==== RECORDS SUPPLIED

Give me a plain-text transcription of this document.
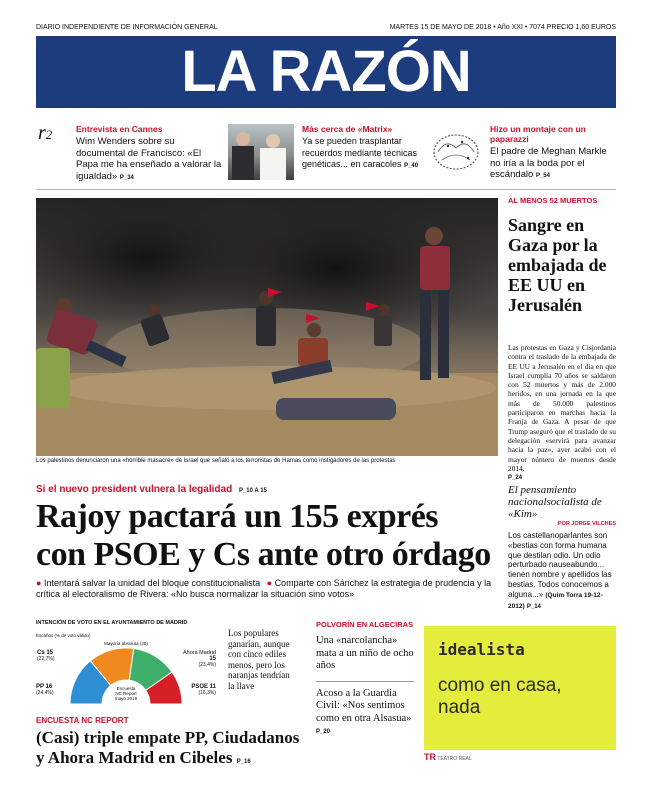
DIARIO INDEPENDIENTE DE INFORMACIÓN GENERAL	MARTES 15 DE MAYO DE 2018 • Año XXI • 7074 PRECIO 1,60 EUROS
LA RAZÓN
r2	Entrevista en Cannes
Wim Wenders sobre su documental de Francisco: «El Papa me ha enseñado a valorar la igualdad» P_34
Más cerca de «Matrix»
Ya se pueden trasplantar recuerdos mediante técnicas genéticas... en caracoles P_40
Hizo un montaje con un paparazzi
El padre de Meghan Markle no iría a la boda por el escándalo P_54
Los palestinos denunciaron una «horrible masacre» de Israel que señaló a los terroristas de Hamas como instigadores de las protestas
AL MENOS 52 MUERTOS
Sangre en Gaza por la embajada de EE UU en Jerusalén
Las protestas en Gaza y Cisjordania contra el traslado de la embajada de EE UU a Jerusalén en el día en que Israel cumplía 70 años se saldaron con 52 muertos y más de 2.000 heridos, en una jornada en la que más de 50.000 palestinos participaron en marchas hacia la Franja de Gaza. A pesar de que Trump aseguró que el traslado de su delegación «servirá para avanzar hacia la paz», ayer acabó con el mayor número de muertos desde 2014.
P_24
Si el nuevo president vulnera la legalidad P_10 A 15
Rajoy pactará un 155 exprés
con PSOE y Cs ante otro órdago
● Intentará salvar la unidad del bloque constitucionalista ● Comparte con Sánchez la estrategia de prudencia y la crítica al electoralismo de Rivera: «No busca normalizar la situación sino votos»
El pensamiento nacionalsocialista de «Kim»
POR JORGE VILCHES
Los castellanoparlantes son «bestias con forma humana que destilan odio. Un odio perturbado nauseabundo... tienen nombre y apellidos las bestias. Todos conocemos a alguna...» (Quim Torra 19-12-2012) P_14
INTENCIÓN DE VOTO EN EL AYUNTAMIENTO DE MADRID
Escaños (% de voto válido)
Mayoría absoluta (29)
Cs 15
(22,7%)
PP 16
(24,4%)
Ahora Madrid
15
(23,4%)
PSOE 11
(16,3%)
Encuesta
NC Report
mayo 2018
Los populares ganarían, aunque con cinco ediles menos, pero los naranjas tendrían la llave
ENCUESTA NC REPORT
(Casi) triple empate PP, Ciudadanos y Ahora Madrid en Cibeles P_16
POLVORÍN EN ALGECIRAS
Una «narcolancha» mata a un niño de ocho años
Acoso a la Guardia Civil: «Nos sentimos como en otra Alsasua» P_20
idealista
como en casa, nada
TR TEATRO REAL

========

» YOUR GOAL
List each line in the listing that contains the string "protestas".

» SOLUTION FOR THIS PROBLEM
Los palestinos denunciaron una «horrible masacre» de Israel que señaló a los terroristas de Hamas como instigadores de las protestas
Las protestas en Gaza y Cisjordania contra el traslado de la embajada de EE UU a Jerusalén en el día en que Israel cumplía 70 años se saldaron con 52 muertos y más de 2.000 heridos, en una jornada en la que más de 50.000 palestinos participaron en marchas hacia la Franja de Gaza. A pesar de que Trump aseguró que el traslado de su delegación «servirá para avanzar hacia la paz», ayer acabó con el mayor número de muertos desde 2014.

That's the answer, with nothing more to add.